Aim of the exercise >>
Output an exact reproduction of the data.

───── Materials provided

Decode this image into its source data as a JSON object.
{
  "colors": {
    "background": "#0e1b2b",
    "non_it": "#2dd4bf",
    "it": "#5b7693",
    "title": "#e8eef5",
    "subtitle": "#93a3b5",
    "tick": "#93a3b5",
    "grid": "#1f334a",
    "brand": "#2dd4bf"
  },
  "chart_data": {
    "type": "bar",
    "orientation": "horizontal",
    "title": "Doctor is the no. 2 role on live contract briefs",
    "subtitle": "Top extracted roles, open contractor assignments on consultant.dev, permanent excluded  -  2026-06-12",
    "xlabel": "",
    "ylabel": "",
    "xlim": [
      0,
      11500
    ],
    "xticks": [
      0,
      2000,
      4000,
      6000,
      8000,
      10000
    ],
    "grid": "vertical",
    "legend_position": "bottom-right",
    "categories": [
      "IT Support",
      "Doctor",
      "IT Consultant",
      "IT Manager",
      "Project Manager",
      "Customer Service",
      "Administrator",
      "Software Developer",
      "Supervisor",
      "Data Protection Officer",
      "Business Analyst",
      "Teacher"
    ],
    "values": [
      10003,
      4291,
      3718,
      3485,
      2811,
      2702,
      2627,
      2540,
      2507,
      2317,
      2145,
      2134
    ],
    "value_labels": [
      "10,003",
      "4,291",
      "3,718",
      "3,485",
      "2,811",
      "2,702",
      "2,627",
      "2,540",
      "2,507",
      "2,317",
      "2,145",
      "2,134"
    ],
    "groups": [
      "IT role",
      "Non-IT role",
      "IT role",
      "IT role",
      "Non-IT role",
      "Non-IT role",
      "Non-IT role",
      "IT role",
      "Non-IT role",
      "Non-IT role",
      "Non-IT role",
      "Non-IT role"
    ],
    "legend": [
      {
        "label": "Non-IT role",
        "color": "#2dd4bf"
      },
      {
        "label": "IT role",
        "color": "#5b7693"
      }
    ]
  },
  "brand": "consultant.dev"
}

──────────

The output >>
Decode this image into its source data as a JSON object.
{
  "colors": {
    "background": "#0e1b2b",
    "non_it": "#2dd4bf",
    "it": "#5b7693",
    "title": "#e8eef5",
    "subtitle": "#93a3b5",
    "tick": "#93a3b5",
    "grid": "#1f334a",
    "brand": "#2dd4bf"
  },
  "chart_data": {
    "type": "bar",
    "orientation": "horizontal",
    "title": "Doctor is the no. 2 role on live contract briefs",
    "subtitle": "Top extracted roles, open contractor assignments on consultant.dev, permanent excluded  -  2026-06-12",
    "xlabel": "",
    "ylabel": "",
    "xlim": [
      0,
      11500
    ],
    "xticks": [
      0,
      2000,
      4000,
      6000,
      8000,
      10000
    ],
    "grid": "vertical",
    "legend_position": "bottom-right",
    "categories": [
      "IT Support",
      "Doctor",
      "IT Consultant",
      "IT Manager",
      "Project Manager",
      "Customer Service",
      "Administrator",
      "Software Developer",
      "Supervisor",
      "Data Protection Officer",
      "Business Analyst",
      "Teacher"
    ],
    "values": [
      10003,
      4291,
      3718,
      3485,
      2811,
      2702,
      2627,
      2540,
      2507,
      2317,
      2145,
      2134
    ],
    "value_labels": [
      "10,003",
      "4,291",
      "3,718",
      "3,485",
      "2,811",
      "2,702",
      "2,627",
      "2,540",
      "2,507",
      "2,317",
      "2,145",
      "2,134"
    ],
    "groups": [
      "IT role",
      "Non-IT role",
      "IT role",
      "IT role",
      "Non-IT role",
      "Non-IT role",
      "Non-IT role",
      "IT role",
      "Non-IT role",
      "Non-IT role",
      "Non-IT role",
      "Non-IT role"
    ],
    "legend": [
      {
        "label": "Non-IT role",
        "color": "#2dd4bf"
      },
      {
        "label": "IT role",
        "color": "#5b7693"
      }
    ]
  },
  "brand": "consultant.dev"
}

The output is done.